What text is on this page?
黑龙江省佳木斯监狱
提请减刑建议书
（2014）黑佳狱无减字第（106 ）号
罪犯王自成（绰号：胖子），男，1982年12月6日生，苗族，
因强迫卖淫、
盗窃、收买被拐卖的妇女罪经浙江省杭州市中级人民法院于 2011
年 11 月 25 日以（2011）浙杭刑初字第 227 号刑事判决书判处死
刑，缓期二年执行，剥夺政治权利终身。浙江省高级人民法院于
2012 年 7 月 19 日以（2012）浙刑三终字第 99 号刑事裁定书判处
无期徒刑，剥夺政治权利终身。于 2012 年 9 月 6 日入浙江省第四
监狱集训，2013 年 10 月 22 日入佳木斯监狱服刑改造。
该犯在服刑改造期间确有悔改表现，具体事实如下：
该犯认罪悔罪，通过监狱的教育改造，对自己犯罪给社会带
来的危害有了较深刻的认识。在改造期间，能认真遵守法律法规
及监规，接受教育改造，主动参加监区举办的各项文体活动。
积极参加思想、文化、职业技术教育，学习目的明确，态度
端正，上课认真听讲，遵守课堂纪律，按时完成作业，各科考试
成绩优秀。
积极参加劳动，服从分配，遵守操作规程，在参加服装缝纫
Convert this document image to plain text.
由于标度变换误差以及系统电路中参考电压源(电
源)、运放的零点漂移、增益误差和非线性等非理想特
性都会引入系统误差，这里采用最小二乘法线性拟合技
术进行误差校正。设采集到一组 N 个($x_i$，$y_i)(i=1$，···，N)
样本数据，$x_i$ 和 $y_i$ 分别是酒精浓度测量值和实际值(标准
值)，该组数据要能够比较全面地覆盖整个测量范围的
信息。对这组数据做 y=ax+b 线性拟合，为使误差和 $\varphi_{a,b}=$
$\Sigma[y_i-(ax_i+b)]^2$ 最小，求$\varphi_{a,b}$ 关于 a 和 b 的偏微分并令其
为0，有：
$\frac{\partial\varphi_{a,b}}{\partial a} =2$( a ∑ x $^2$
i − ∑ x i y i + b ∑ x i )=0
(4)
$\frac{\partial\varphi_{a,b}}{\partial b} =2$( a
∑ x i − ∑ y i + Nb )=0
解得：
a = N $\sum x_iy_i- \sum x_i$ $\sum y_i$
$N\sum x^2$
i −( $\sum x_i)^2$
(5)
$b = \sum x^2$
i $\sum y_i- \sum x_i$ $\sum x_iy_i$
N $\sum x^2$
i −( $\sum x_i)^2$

DIRECTION -> Pick out the lines containing the word "剥夺政治权利终身" and show them.

EXPECTED ANSWER ->
刑，缓期二年执行，剥夺政治权利终身。浙江省高级人民法院于
无期徒刑，剥夺政治权利终身。于 2012 年 9 月 6 日入浙江省第四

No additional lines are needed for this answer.